= Challenge =
Go through the lines below. Copy those with "baseline".
● ● ● ● ●
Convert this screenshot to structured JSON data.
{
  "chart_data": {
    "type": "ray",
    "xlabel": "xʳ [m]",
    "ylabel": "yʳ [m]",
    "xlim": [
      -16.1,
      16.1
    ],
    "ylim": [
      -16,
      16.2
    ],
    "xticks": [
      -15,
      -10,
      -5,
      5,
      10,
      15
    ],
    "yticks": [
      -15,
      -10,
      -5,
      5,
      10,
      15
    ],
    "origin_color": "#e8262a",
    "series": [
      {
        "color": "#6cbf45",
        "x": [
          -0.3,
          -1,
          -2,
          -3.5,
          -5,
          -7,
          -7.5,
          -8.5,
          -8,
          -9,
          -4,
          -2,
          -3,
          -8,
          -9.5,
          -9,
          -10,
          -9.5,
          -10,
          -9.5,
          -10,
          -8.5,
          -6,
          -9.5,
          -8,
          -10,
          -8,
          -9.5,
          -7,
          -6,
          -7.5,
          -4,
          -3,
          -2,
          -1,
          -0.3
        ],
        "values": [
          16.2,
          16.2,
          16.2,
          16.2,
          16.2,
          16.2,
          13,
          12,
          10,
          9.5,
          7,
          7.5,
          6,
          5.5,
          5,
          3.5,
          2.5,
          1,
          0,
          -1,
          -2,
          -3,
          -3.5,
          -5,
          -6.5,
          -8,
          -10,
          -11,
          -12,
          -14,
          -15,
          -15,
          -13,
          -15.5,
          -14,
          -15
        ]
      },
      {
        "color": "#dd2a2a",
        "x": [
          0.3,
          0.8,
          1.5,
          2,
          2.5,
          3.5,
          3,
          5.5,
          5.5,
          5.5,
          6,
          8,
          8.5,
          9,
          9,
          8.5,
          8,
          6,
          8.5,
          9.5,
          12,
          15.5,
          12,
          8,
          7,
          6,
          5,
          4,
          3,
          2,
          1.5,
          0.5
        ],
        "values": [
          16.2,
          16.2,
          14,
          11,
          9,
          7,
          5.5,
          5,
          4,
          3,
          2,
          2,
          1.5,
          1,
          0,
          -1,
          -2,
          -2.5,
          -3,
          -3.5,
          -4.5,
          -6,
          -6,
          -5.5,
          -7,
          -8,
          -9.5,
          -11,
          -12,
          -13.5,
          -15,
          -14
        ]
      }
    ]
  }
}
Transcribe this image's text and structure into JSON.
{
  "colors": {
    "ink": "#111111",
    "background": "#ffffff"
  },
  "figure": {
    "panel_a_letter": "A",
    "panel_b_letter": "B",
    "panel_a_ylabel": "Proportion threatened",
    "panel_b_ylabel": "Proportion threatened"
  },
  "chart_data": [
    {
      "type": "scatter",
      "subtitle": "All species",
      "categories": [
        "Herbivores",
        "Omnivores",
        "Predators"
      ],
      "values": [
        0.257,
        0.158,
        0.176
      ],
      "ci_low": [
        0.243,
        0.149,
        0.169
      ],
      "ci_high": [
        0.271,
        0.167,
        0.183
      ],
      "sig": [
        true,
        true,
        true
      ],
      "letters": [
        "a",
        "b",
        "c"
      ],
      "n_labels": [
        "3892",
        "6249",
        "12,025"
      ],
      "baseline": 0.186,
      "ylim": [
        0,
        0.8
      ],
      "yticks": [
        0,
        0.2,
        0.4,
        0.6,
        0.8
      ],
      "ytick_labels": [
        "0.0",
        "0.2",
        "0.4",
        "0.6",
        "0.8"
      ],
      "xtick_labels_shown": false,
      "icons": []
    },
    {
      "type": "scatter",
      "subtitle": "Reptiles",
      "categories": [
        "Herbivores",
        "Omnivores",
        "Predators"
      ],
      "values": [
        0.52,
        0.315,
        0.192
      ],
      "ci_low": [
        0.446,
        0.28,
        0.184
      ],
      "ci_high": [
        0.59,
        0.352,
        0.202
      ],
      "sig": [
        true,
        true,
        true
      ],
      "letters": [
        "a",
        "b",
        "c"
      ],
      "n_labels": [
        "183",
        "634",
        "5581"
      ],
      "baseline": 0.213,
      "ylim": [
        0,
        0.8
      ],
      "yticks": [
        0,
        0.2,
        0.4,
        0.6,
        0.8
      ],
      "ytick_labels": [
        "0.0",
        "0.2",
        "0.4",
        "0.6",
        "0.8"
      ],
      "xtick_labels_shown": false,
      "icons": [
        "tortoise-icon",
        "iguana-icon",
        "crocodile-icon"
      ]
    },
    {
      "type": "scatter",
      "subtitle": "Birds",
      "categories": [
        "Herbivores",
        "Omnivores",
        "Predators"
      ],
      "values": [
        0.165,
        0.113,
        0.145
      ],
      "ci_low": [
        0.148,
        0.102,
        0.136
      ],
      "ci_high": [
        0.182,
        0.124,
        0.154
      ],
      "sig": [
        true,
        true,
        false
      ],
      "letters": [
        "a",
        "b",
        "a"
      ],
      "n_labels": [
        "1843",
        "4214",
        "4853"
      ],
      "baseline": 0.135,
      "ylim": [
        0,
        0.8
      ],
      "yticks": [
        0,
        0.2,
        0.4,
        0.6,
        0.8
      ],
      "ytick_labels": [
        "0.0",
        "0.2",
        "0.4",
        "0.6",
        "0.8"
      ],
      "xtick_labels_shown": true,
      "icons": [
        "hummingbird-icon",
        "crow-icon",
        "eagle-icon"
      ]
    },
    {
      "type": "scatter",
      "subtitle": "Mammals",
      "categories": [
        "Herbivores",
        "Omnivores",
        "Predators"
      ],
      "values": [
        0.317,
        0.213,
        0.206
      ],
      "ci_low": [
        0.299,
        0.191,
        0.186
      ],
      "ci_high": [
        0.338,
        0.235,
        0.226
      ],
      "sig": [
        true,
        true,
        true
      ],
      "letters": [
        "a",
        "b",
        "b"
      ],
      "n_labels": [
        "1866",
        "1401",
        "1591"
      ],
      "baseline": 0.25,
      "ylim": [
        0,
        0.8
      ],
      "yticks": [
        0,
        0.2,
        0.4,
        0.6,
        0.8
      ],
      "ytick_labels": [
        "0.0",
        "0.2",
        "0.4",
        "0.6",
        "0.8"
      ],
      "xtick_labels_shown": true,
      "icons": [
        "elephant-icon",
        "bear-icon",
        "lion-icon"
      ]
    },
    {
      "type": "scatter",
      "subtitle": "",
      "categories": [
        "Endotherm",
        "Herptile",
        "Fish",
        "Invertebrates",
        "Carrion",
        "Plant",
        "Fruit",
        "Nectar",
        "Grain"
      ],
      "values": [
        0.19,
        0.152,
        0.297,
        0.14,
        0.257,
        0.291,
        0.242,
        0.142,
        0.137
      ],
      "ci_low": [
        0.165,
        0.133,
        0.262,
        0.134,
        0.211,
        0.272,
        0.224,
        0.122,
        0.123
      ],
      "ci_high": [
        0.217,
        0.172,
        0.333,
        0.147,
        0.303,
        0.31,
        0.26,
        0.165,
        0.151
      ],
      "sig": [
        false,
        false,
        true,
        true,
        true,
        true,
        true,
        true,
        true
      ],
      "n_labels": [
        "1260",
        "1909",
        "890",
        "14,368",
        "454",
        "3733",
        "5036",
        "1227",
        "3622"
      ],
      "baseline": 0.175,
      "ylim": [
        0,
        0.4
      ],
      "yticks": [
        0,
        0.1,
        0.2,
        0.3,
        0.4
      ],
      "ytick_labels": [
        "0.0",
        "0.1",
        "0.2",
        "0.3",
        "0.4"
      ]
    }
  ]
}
● ● ● ● ●
= Written answer =
      "baseline": 0.186,
      "baseline": 0.213,
      "baseline": 0.135,
      "baseline": 0.25,
      "baseline": 0.175,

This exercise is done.